:: What you need to do ::
Repeat the lines that follow, leaving nothing out.

:: Dataset records ::
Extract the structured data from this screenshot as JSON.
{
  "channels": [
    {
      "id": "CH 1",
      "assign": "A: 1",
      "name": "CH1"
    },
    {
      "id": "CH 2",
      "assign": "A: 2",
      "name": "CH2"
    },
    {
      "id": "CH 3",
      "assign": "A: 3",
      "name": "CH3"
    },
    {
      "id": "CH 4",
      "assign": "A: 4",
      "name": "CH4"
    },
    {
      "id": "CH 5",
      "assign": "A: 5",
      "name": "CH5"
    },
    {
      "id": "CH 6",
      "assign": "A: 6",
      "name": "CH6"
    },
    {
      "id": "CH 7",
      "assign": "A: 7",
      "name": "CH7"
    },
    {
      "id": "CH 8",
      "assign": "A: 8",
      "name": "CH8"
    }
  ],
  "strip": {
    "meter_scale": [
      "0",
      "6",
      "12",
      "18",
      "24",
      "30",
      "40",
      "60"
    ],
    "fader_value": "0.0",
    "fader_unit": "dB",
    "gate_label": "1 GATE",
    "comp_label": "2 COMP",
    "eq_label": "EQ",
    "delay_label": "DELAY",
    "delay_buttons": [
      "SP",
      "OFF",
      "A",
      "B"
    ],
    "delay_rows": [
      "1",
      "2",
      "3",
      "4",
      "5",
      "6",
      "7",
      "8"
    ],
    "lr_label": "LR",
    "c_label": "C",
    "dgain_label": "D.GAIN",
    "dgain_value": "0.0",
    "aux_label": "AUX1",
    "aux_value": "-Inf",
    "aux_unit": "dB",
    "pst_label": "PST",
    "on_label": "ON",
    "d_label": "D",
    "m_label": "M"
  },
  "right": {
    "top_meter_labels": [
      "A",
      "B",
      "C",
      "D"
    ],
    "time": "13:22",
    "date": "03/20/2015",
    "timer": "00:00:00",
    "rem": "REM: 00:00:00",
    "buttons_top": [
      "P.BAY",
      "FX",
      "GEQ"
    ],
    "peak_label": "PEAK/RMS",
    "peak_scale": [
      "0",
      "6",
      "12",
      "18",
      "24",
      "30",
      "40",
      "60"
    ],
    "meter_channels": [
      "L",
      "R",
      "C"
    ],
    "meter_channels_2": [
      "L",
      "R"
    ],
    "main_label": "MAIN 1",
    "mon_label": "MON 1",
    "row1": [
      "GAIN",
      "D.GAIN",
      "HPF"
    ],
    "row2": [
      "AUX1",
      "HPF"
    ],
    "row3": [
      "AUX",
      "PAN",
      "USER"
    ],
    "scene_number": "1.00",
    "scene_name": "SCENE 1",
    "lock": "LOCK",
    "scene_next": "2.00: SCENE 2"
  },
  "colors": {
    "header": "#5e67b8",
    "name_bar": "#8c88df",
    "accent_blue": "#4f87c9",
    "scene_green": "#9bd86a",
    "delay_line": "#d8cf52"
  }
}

:: Written solution ::
Extract the structured data from this screenshot as JSON.
{
  "channels": [
    {
      "id": "CH 1",
      "assign": "A: 1",
      "name": "CH1"
    },
    {
      "id": "CH 2",
      "assign": "A: 2",
      "name": "CH2"
    },
    {
      "id": "CH 3",
      "assign": "A: 3",
      "name": "CH3"
    },
    {
      "id": "CH 4",
      "assign": "A: 4",
      "name": "CH4"
    },
    {
      "id": "CH 5",
      "assign": "A: 5",
      "name": "CH5"
    },
    {
      "id": "CH 6",
      "assign": "A: 6",
      "name": "CH6"
    },
    {
      "id": "CH 7",
      "assign": "A: 7",
      "name": "CH7"
    },
    {
      "id": "CH 8",
      "assign": "A: 8",
      "name": "CH8"
    }
  ],
  "strip": {
    "meter_scale": [
      "0",
      "6",
      "12",
      "18",
      "24",
      "30",
      "40",
      "60"
    ],
    "fader_value": "0.0",
    "fader_unit": "dB",
    "gate_label": "1 GATE",
    "comp_label": "2 COMP",
    "eq_label": "EQ",
    "delay_label": "DELAY",
    "delay_buttons": [
      "SP",
      "OFF",
      "A",
      "B"
    ],
    "delay_rows": [
      "1",
      "2",
      "3",
      "4",
      "5",
      "6",
      "7",
      "8"
    ],
    "lr_label": "LR",
    "c_label": "C",
    "dgain_label": "D.GAIN",
    "dgain_value": "0.0",
    "aux_label": "AUX1",
    "aux_value": "-Inf",
    "aux_unit": "dB",
    "pst_label": "PST",
    "on_label": "ON",
    "d_label": "D",
    "m_label": "M"
  },
  "right": {
    "top_meter_labels": [
      "A",
      "B",
      "C",
      "D"
    ],
    "time": "13:22",
    "date": "03/20/2015",
    "timer": "00:00:00",
    "rem": "REM: 00:00:00",
    "buttons_top": [
      "P.BAY",
      "FX",
      "GEQ"
    ],
    "peak_label": "PEAK/RMS",
    "peak_scale": [
      "0",
      "6",
      "12",
      "18",
      "24",
      "30",
      "40",
      "60"
    ],
    "meter_channels": [
      "L",
      "R",
      "C"
    ],
    "meter_channels_2": [
      "L",
      "R"
    ],
    "main_label": "MAIN 1",
    "mon_label": "MON 1",
    "row1": [
      "GAIN",
      "D.GAIN",
      "HPF"
    ],
    "row2": [
      "AUX1",
      "HPF"
    ],
    "row3": [
      "AUX",
      "PAN",
      "USER"
    ],
    "scene_number": "1.00",
    "scene_name": "SCENE 1",
    "lock": "LOCK",
    "scene_next": "2.00: SCENE 2"
  },
  "colors": {
    "header": "#5e67b8",
    "name_bar": "#8c88df",
    "accent_blue": "#4f87c9",
    "scene_green": "#9bd86a",
    "delay_line": "#d8cf52"
  }
}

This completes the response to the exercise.